Chart and figure data:
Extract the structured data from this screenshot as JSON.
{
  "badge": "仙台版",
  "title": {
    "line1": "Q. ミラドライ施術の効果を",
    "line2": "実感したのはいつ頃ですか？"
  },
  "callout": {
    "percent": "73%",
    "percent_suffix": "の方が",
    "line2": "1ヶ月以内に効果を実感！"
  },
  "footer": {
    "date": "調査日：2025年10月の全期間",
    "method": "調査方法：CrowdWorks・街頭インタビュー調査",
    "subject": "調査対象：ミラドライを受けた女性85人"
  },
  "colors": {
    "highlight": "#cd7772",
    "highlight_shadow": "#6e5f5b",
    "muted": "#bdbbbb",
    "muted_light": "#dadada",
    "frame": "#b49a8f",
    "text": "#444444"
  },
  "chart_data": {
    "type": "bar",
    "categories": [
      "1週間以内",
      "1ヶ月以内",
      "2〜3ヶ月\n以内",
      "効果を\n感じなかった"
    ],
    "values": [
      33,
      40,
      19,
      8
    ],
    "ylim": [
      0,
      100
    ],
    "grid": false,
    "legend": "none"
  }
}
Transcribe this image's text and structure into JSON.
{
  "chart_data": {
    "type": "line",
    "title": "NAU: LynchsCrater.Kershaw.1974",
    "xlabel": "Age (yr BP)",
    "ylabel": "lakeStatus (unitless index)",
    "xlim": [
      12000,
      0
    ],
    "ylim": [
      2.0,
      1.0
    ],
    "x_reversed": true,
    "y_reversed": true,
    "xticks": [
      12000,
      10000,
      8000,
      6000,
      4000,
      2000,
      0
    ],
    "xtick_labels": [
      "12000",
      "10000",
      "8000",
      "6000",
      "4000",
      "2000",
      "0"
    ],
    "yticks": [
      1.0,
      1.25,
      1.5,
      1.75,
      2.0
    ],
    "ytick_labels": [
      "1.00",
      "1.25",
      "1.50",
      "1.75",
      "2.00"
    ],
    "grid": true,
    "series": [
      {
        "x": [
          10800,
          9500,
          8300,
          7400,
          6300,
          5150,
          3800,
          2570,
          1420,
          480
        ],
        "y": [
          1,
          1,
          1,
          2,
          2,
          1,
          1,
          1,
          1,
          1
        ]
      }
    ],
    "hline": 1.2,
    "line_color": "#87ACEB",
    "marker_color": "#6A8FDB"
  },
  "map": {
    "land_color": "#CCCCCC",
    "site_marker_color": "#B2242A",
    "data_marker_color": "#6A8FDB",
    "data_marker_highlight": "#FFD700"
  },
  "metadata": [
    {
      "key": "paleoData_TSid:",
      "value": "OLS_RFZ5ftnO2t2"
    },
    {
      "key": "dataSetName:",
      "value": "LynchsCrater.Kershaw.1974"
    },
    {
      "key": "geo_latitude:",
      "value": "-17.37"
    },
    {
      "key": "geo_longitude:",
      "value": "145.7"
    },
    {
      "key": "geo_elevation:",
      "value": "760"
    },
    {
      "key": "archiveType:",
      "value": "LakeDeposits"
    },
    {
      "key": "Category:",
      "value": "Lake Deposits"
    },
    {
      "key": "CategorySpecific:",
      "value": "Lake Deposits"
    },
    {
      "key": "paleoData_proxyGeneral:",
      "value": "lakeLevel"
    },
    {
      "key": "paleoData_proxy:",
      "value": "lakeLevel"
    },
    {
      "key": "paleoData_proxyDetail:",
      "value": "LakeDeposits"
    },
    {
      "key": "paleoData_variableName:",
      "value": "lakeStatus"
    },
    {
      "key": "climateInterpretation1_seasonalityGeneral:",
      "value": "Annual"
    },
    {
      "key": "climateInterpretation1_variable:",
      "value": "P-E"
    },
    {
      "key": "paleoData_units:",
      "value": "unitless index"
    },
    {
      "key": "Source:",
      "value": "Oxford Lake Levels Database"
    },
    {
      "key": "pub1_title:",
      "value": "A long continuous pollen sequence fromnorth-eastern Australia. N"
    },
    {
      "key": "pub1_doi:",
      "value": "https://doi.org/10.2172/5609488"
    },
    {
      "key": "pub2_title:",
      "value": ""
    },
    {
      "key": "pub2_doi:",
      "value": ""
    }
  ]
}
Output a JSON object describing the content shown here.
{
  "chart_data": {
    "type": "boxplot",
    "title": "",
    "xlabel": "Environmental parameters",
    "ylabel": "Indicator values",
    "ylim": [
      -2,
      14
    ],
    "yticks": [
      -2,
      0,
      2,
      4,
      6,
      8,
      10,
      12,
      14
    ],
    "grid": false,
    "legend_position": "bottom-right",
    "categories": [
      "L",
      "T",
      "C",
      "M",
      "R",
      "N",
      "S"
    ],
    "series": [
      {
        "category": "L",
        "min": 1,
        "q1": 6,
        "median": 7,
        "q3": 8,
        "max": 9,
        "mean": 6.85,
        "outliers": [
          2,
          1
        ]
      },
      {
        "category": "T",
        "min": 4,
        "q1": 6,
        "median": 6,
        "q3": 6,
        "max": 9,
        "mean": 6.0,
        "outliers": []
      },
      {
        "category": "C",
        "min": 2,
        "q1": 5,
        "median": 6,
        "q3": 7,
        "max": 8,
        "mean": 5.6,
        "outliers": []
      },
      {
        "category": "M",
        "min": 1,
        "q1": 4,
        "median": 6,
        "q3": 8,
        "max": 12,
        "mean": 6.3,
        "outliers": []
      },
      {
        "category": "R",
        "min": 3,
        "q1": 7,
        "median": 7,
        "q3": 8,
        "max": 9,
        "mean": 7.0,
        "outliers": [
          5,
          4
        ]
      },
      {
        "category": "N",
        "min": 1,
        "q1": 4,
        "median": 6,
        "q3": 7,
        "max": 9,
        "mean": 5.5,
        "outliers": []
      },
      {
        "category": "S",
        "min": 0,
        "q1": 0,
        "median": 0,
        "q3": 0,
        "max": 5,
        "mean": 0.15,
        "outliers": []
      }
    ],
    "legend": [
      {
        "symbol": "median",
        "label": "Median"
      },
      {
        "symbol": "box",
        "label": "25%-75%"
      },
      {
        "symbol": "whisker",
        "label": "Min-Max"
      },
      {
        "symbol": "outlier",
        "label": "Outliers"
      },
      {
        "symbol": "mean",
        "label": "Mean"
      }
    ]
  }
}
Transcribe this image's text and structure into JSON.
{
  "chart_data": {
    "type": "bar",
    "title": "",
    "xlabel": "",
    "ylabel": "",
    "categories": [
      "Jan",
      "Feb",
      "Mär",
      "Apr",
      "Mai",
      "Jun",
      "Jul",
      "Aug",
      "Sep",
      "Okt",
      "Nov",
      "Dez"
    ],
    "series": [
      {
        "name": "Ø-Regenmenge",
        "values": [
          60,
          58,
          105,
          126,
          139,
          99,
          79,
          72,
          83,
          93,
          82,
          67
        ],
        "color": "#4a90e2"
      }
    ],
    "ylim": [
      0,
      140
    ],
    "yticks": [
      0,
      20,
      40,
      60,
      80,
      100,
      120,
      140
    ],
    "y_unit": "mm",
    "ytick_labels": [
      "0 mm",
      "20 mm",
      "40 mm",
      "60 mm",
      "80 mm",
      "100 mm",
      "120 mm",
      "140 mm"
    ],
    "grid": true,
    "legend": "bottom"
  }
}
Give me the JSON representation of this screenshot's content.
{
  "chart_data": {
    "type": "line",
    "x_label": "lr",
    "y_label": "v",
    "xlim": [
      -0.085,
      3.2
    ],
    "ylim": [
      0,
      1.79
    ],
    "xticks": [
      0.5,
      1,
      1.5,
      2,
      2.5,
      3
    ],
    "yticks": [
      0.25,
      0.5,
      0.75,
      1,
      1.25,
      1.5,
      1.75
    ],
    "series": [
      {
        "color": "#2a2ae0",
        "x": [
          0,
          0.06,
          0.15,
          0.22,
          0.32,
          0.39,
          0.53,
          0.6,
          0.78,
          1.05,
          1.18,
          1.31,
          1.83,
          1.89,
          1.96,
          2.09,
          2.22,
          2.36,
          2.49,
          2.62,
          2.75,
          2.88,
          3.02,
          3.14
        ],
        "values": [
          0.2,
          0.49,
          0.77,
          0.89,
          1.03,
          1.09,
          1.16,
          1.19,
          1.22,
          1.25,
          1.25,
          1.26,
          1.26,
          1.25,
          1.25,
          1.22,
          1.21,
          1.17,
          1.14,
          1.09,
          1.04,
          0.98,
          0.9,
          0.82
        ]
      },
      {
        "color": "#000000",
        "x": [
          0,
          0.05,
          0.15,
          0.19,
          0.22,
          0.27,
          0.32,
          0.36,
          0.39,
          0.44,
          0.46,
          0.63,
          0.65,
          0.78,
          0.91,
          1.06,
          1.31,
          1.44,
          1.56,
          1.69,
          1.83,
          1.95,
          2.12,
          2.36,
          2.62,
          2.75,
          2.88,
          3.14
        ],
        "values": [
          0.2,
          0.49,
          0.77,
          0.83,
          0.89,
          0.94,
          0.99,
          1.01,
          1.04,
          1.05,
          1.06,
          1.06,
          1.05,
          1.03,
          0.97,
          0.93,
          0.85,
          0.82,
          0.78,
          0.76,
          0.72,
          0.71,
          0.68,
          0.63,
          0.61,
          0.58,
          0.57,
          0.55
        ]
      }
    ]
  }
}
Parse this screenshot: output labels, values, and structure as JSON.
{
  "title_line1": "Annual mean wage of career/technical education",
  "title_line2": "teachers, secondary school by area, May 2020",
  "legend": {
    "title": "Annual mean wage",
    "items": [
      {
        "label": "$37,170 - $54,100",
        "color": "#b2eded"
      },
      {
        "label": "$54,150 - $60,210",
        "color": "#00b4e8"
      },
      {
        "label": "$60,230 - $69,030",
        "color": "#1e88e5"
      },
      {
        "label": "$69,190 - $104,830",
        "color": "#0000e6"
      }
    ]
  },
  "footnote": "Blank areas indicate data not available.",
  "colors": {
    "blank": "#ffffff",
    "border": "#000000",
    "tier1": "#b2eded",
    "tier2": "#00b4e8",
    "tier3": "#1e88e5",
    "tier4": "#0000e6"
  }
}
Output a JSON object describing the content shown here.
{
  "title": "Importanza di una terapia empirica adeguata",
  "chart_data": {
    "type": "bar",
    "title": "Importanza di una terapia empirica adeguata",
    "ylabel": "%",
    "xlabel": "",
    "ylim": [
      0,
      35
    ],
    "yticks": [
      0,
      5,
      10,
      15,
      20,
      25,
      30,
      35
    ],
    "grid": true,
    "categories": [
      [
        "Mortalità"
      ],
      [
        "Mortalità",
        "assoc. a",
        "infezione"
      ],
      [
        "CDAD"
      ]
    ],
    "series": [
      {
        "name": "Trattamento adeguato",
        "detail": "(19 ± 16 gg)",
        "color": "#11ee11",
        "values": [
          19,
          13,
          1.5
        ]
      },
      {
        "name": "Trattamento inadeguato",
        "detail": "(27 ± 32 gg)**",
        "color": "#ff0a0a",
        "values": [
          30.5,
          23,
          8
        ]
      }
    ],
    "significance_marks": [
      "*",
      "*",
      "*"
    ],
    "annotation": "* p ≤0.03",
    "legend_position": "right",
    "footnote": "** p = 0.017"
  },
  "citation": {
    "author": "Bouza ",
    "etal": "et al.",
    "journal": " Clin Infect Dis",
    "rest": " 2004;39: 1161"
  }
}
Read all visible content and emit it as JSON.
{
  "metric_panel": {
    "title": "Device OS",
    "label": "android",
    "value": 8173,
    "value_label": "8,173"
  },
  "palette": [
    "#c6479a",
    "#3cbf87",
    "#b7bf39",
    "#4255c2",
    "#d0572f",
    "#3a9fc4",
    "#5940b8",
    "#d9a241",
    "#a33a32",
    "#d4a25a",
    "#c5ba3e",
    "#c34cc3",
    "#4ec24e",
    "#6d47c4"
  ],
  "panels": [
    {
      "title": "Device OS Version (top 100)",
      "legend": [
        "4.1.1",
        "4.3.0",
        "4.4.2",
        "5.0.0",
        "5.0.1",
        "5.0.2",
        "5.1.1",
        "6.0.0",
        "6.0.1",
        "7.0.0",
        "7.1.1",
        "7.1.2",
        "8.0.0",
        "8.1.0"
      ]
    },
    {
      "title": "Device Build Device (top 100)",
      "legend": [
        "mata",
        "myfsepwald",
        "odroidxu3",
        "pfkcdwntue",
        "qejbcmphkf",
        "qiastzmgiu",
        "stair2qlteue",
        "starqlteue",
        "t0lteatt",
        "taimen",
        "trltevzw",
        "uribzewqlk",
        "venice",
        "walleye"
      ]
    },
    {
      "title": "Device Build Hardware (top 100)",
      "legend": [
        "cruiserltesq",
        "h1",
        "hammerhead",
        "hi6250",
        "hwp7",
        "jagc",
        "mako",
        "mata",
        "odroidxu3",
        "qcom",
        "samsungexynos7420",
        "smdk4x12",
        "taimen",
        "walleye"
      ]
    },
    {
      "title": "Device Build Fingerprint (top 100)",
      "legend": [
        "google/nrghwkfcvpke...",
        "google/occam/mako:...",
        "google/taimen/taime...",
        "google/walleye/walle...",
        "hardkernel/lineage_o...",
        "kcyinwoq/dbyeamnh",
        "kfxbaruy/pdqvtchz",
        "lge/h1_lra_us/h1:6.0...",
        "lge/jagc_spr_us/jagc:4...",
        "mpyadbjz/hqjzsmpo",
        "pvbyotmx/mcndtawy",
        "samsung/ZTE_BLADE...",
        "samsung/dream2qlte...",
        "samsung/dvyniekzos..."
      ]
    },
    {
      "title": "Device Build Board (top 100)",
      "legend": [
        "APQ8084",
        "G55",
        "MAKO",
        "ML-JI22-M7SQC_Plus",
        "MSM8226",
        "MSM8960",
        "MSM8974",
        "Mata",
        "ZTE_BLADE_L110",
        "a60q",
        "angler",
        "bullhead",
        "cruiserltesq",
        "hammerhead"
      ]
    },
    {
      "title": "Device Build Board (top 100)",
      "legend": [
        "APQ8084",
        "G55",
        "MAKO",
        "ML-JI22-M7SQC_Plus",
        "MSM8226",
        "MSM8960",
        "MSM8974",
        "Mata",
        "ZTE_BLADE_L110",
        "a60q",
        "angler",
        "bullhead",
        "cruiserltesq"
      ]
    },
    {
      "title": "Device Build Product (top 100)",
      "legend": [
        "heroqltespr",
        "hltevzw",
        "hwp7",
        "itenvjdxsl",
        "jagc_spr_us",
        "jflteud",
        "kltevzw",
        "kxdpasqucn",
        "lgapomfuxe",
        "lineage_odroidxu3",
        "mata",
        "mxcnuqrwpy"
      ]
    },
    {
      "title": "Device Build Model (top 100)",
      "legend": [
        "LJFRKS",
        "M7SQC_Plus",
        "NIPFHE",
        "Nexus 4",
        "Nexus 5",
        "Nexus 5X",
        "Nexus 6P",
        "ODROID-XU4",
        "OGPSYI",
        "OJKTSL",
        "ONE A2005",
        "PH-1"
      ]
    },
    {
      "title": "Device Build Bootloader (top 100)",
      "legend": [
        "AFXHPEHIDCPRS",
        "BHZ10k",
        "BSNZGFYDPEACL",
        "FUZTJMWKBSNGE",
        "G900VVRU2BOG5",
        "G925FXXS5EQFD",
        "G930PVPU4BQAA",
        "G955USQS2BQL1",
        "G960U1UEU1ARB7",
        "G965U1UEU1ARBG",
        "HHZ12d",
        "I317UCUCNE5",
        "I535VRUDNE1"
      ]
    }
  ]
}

## Work to be completed
Where a line of the data holds "content", show that line.

## Solution to this problem
Output a JSON object describing the content shown here.
Give me the JSON representation of this screenshot's content.
Output a JSON object describing the content shown here.
Read all visible content and emit it as JSON.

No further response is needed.